* [WHAT YOU ARE ASKED TO DO]:
Find and copy each line of the records where the string "режим" shows up.

* [MATERIAL]:
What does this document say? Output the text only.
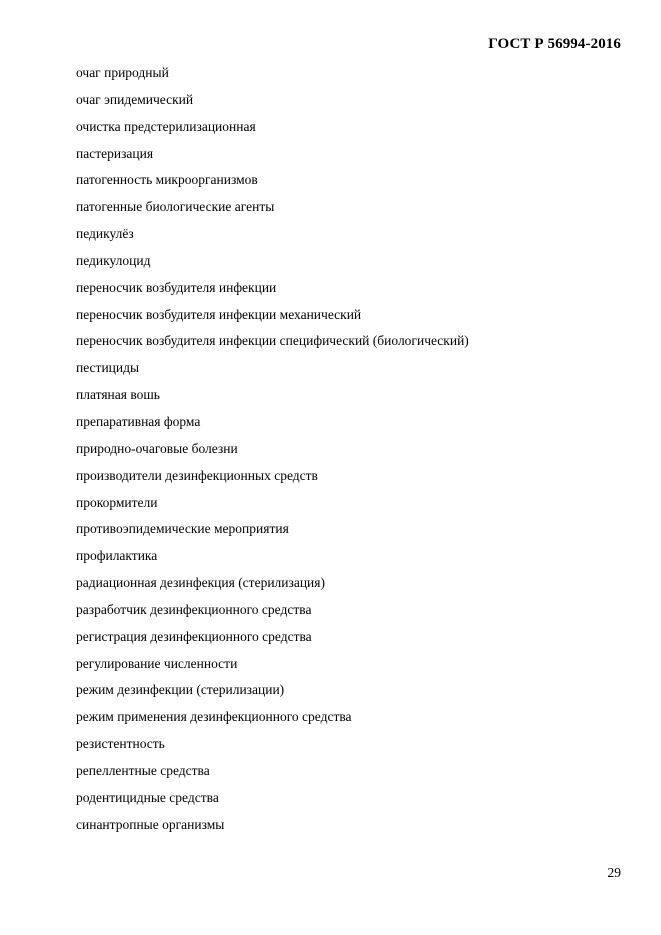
ГОСТ Р 56994-2016
очаг природный
очаг эпидемический
очистка предстерилизационная
пастеризация
патогенность микроорганизмов
патогенные биологические агенты
педикулёз
педикулоцид
переносчик возбудителя инфекции
переносчик возбудителя инфекции механический
переносчик возбудителя инфекции специфический (биологический)
пестициды
платяная вошь
препаративная форма
природно-очаговые болезни
производители дезинфекционных средств
прокормители
противоэпидемические мероприятия
профилактика
радиационная дезинфекция (стерилизация)
разработчик дезинфекционного средства
регистрация дезинфекционного средства
регулирование численности
режим дезинфекции (стерилизации)
режим применения дезинфекционного средства
резистентность
репеллентные средства
родентицидные средства
синантропные организмы
29
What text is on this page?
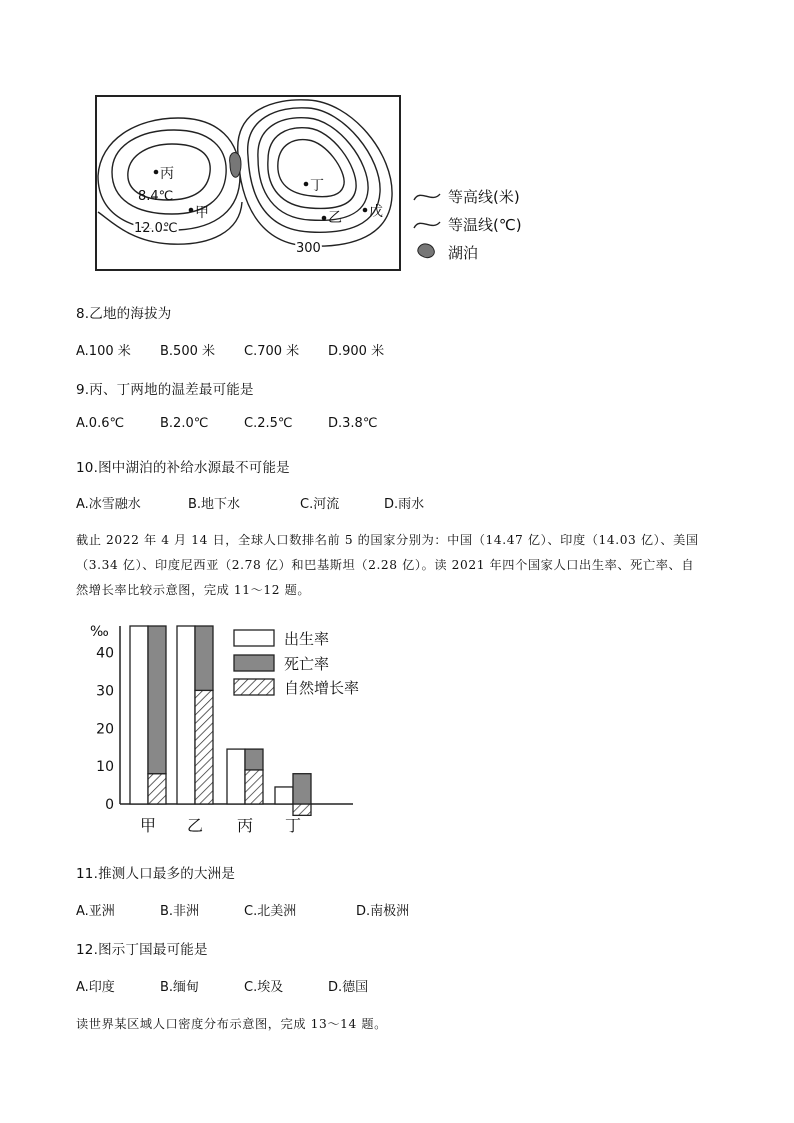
丙
甲
丁
乙 戊
8.4℃
12.0℃
300
等高线(米)
等温线(℃)
湖泊
8.乙地的海拔为
A.100 米	B.500 米	C.700 米	D.900 米
9.丙、丁两地的温差最可能是
A.0.6℃	B.2.0℃	C.2.5℃	D.3.8℃
10.图中湖泊的补给水源最不可能是
A.冰雪融水	B.地下水	C.河流	D.雨水
截止 2022 年 4 月 14 日，全球人口数排名前 5 的国家分别为：中国（14.47 亿）、印度（14.03 亿）、美国
（3.34 亿）、印度尼西亚（2.78 亿）和巴基斯坦（2.28 亿）。读 2021 年四个国家人口出生率、死亡率、自
然增长率比较示意图，完成 11～12 题。
‰
0
10
20
30
40
甲 乙 丙 丁
出生率
死亡率
自然增长率
11.推测人口最多的大洲是
A.亚洲	B.非洲	C.北美洲	D.南极洲
12.图示丁国最可能是
A.印度	B.缅甸	C.埃及	D.德国
读世界某区域人口密度分布示意图，完成 13～14 题。
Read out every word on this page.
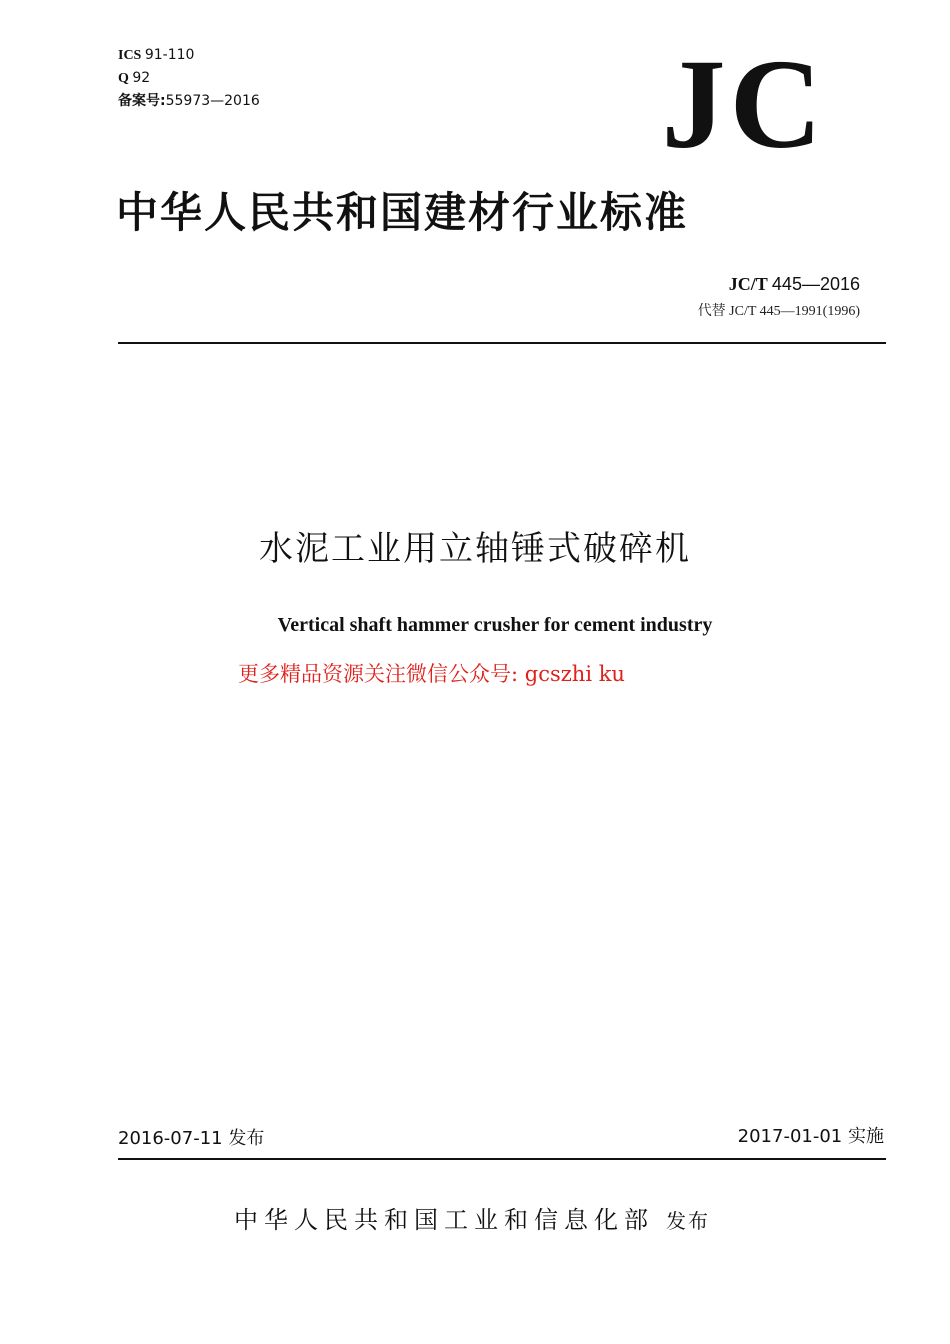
ICS 91-110
Q 92
备案号:55973—2016	JC
中华人民共和国建材行业标准
JC/T 445—2016
代替 JC/T 445—1991(1996)
水泥工业用立轴锤式破碎机
Vertical shaft hammer crusher for cement industry
更多精品资源关注微信公众号: gcszhi ku
2016-07-11 发布	2017-01-01 实施
中华人民共和国工业和信息化部 发布
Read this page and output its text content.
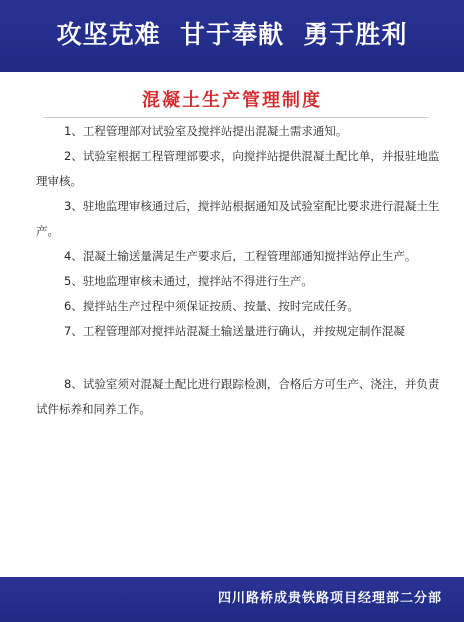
攻坚克难  甘于奉献  勇于胜利
混凝土生产管理制度

1、工程管理部对试验室及搅拌站提出混凝土需求通知。

2、试验室根据工程管理部要求，向搅拌站提供混凝土配比单，并报驻地监理审核。

3、驻地监理审核通过后，搅拌站根据通知及试验室配比要求进行混凝土生产。

4、混凝土输送量满足生产要求后，工程管理部通知搅拌站停止生产。

5、驻地监理审核未通过，搅拌站不得进行生产。

6、搅拌站生产过程中须保证按质、按量、按时完成任务。

7、工程管理部对搅拌站混凝土输送量进行确认，并按规定制作混凝

8、试验室须对混凝土配比进行跟踪检测，合格后方可生产、浇注，并负责试件标养和同养工作。

四川路桥成贵铁路项目经理部二分部
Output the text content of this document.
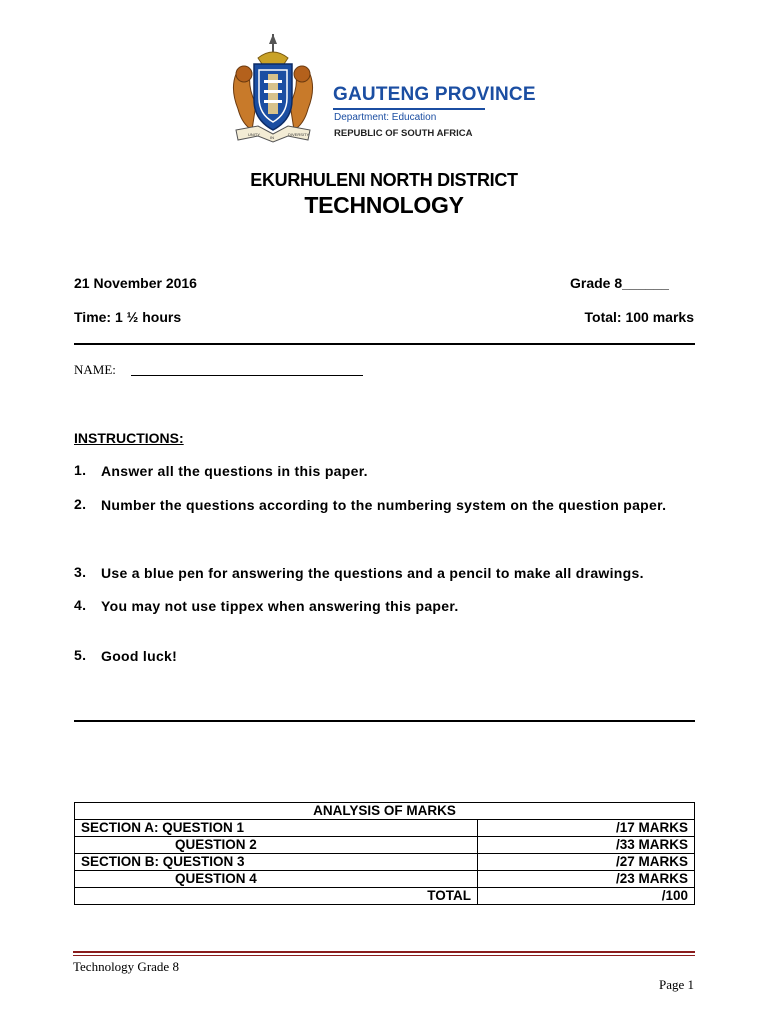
UNITY
IN
DIVERSITY
GAUTENG PROVINCE
Department: Education
REPUBLIC OF SOUTH AFRICA
EKURHULENI NORTH DISTRICT
TECHNOLOGY
21 November 2016	Grade 8______
Time: 1 ½ hours	Total: 100 marks
NAME:
INSTRUCTIONS:
1. Answer all the questions in this paper.
2. Number the questions according to the numbering system on the question paper.
3. Use a blue pen for answering the questions and a pencil to make all drawings.
4. You may not use tippex when answering this paper.
5. Good luck!
ANALYSIS OF MARKS	
SECTION A: QUESTION 1	/17 MARKS
QUESTION 2	/33 MARKS
SECTION B: QUESTION 3	/27 MARKS
QUESTION 4	/23 MARKS
TOTAL	/100
Technology Grade 8
Page 1
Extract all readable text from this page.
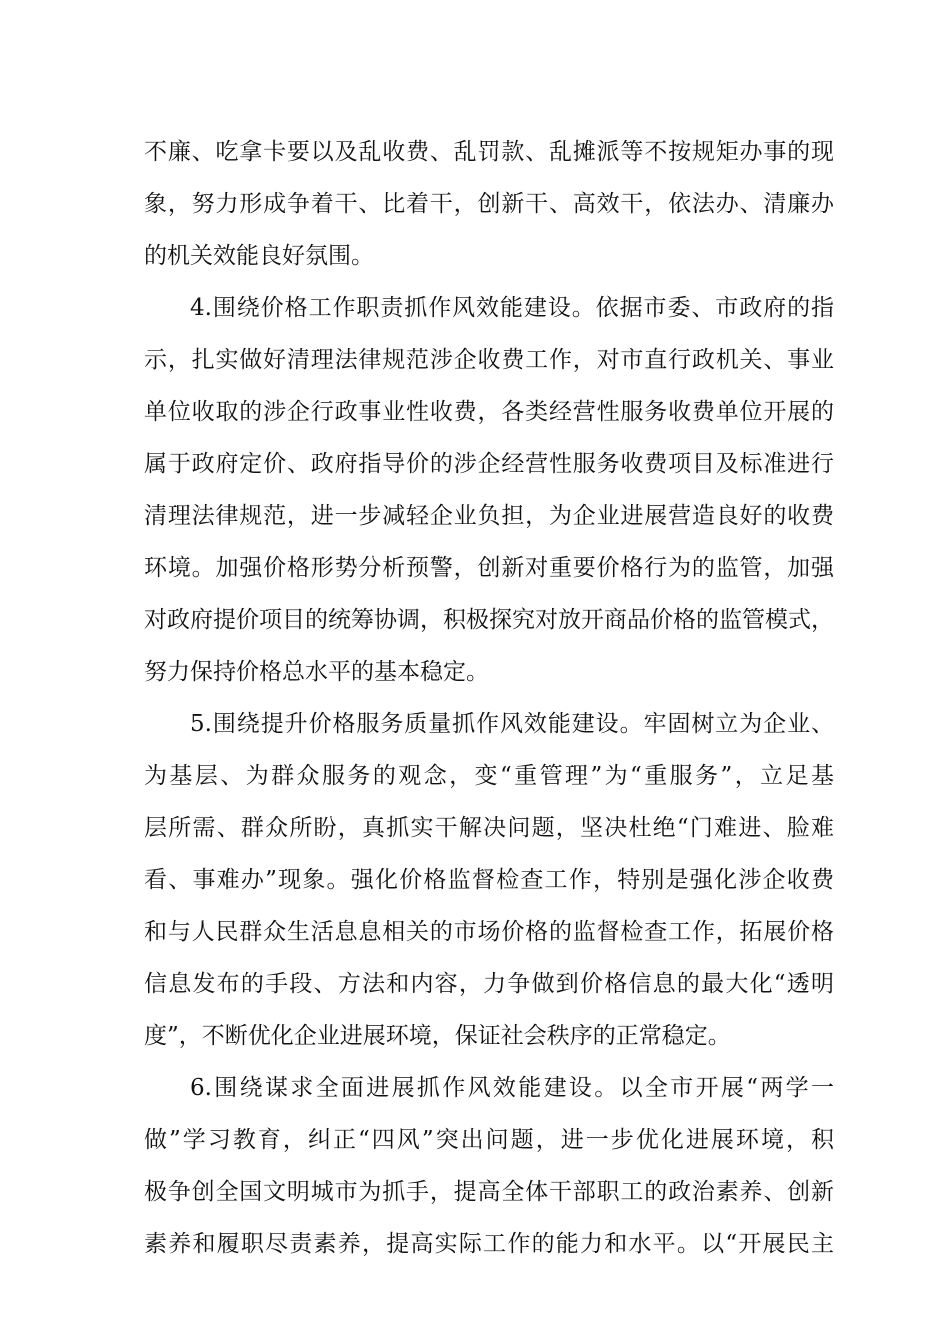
不廉、吃拿卡要以及乱收费、乱罚款、乱摊派等不按规矩办事的现
象，努力形成争着干、比着干，创新干、高效干，依法办、清廉办
的机关效能良好氛围。
4.围绕价格工作职责抓作风效能建设。依据市委、市政府的指
示，扎实做好清理法律规范涉企收费工作，对市直行政机关、事业
单位收取的涉企行政事业性收费，各类经营性服务收费单位开展的
属于政府定价、政府指导价的涉企经营性服务收费项目及标准进行
清理法律规范，进一步减轻企业负担，为企业进展营造良好的收费
环境。加强价格形势分析预警，创新对重要价格行为的监管，加强
对政府提价项目的统筹协调，积极探究对放开商品价格的监管模式，
努力保持价格总水平的基本稳定。
5.围绕提升价格服务质量抓作风效能建设。牢固树立为企业、
为基层、为群众服务的观念，变“重管理”为“重服务”，立足基
层所需、群众所盼，真抓实干解决问题，坚决杜绝“门难进、脸难
看、事难办”现象。强化价格监督检查工作，特别是强化涉企收费
和与人民群众生活息息相关的市场价格的监督检查工作，拓展价格
信息发布的手段、方法和内容，力争做到价格信息的最大化“透明
度”，不断优化企业进展环境，保证社会秩序的正常稳定。
6.围绕谋求全面进展抓作风效能建设。以全市开展“两学一
做”学习教育，纠正“四风”突出问题，进一步优化进展环境，积
极争创全国文明城市为抓手，提高全体干部职工的政治素养、创新
素养和履职尽责素养，提高实际工作的能力和水平。以“开展民主
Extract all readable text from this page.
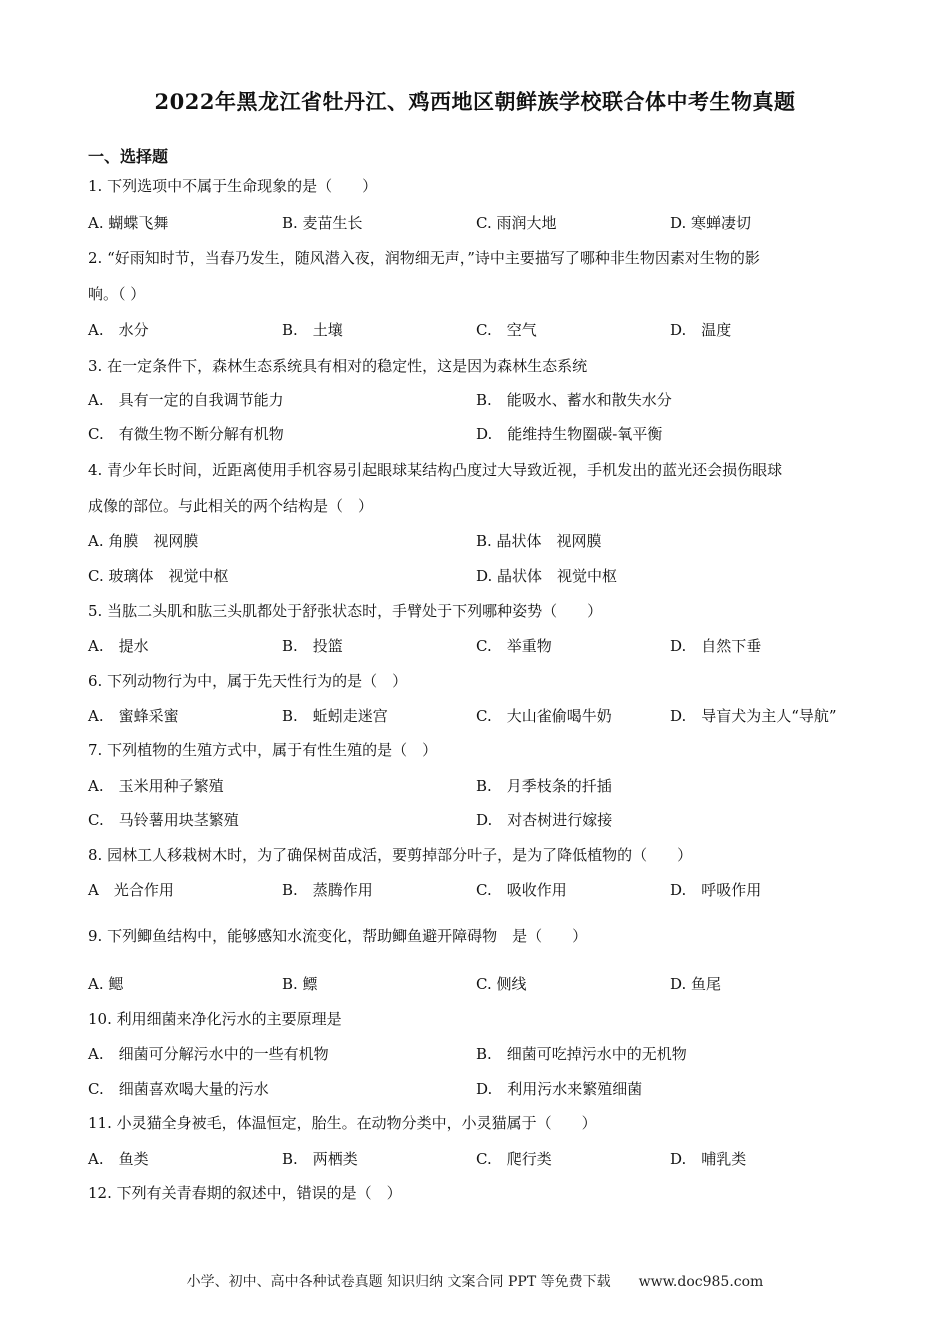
2022年黑龙江省牡丹江、鸡西地区朝鲜族学校联合体中考生物真题
一、选择题
1. 下列选项中不属于生命现象的是（　　）
A. 蝴蝶飞舞	B. 麦苗生长	C. 雨润大地	D. 寒蝉凄切
2. “好雨知时节，当春乃发生，随风潜入夜，润物细无声，”诗中主要描写了哪种非生物因素对生物的影
响。（ ）
A.　水分	B.　土壤	C.　空气	D.　温度
3. 在一定条件下，森林生态系统具有相对的稳定性，这是因为森林生态系统
A.　具有一定的自我调节能力	B.　能吸水、蓄水和散失水分
C.　有微生物不断分解有机物	D.　能维持生物圈碳-氧平衡
4. 青少年长时间，近距离使用手机容易引起眼球某结构凸度过大导致近视，手机发出的蓝光还会损伤眼球
成像的部位。与此相关的两个结构是（　）
A. 角膜　视网膜	B. 晶状体　视网膜
C. 玻璃体　视觉中枢	D. 晶状体　视觉中枢
5. 当肱二头肌和肱三头肌都处于舒张状态时，手臂处于下列哪种姿势（　　）
A.　提水	B.　投篮	C.　举重物	D.　自然下垂
6. 下列动物行为中，属于先天性行为的是（　）
A.　蜜蜂采蜜	B.　蚯蚓走迷宫	C.　大山雀偷喝牛奶	D.　导盲犬为主人“导航”
7. 下列植物的生殖方式中，属于有性生殖的是（　）
A.　玉米用种子繁殖	B.　月季枝条的扦插
C.　马铃薯用块茎繁殖	D.　对杏树进行嫁接
8. 园林工人移栽树木时，为了确保树苗成活，要剪掉部分叶子，是为了降低植物的（　　）
A　光合作用	B.　蒸腾作用	C.　吸收作用	D.　呼吸作用
9. 下列鲫鱼结构中，能够感知水流变化，帮助鲫鱼避开障碍物　是（　　）
A. 鳃	B. 鳔	C. 侧线	D. 鱼尾
10. 利用细菌来净化污水的主要原理是
A.　细菌可分解污水中的一些有机物	B.　细菌可吃掉污水中的无机物
C.　细菌喜欢喝大量的污水	D.　利用污水来繁殖细菌
11. 小灵猫全身被毛，体温恒定，胎生。在动物分类中，小灵猫属于（　　）
A.　鱼类	B.　两栖类	C.　爬行类	D.　哺乳类
12. 下列有关青春期的叙述中，错误的是（　）
小学、初中、高中各种试卷真题 知识归纳 文案合同 PPT 等免费下载　　www.doc985.com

* [SOLUTION FOR THIS PROBLEM]:
режим дезинфекции (стерилизации)
режим применения дезинфекционного средства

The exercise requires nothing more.